## Begin

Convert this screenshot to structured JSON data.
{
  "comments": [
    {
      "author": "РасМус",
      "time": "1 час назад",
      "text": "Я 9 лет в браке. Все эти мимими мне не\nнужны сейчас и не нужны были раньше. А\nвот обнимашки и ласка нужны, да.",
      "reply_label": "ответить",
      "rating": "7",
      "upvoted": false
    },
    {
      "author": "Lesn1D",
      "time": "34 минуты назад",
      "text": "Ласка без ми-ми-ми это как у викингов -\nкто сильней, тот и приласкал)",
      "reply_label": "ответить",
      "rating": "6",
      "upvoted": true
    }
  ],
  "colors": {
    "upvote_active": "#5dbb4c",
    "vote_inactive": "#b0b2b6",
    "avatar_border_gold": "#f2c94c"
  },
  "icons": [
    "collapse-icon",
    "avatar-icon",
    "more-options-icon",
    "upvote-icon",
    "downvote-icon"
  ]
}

## End
## Begin

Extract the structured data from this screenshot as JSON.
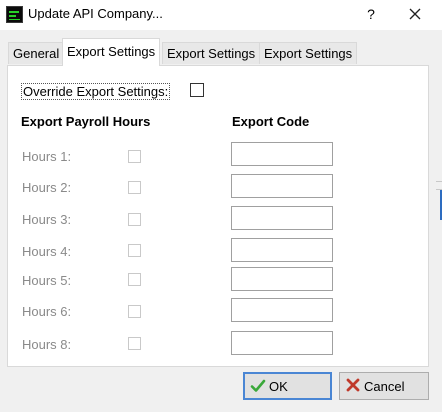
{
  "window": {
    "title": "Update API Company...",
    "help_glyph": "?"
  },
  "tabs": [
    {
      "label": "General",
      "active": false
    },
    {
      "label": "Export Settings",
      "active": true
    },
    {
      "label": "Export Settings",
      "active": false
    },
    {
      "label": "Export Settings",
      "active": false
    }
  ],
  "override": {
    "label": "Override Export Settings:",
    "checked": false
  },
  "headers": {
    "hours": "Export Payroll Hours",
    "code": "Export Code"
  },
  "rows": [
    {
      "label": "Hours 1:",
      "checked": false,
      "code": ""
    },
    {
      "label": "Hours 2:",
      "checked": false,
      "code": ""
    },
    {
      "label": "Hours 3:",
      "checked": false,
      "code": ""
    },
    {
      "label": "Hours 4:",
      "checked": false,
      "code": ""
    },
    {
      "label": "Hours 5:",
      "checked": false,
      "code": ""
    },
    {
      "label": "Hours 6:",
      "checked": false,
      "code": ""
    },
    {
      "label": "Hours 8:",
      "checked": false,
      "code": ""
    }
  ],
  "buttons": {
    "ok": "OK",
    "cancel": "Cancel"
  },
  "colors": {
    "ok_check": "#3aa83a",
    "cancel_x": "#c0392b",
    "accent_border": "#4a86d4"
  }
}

## End

Required work
Scan the records above for the string "data", then report every line that contains it.

Exercise solution
Convert this screenshot to structured JSON data.
Extract the structured data from this screenshot as JSON.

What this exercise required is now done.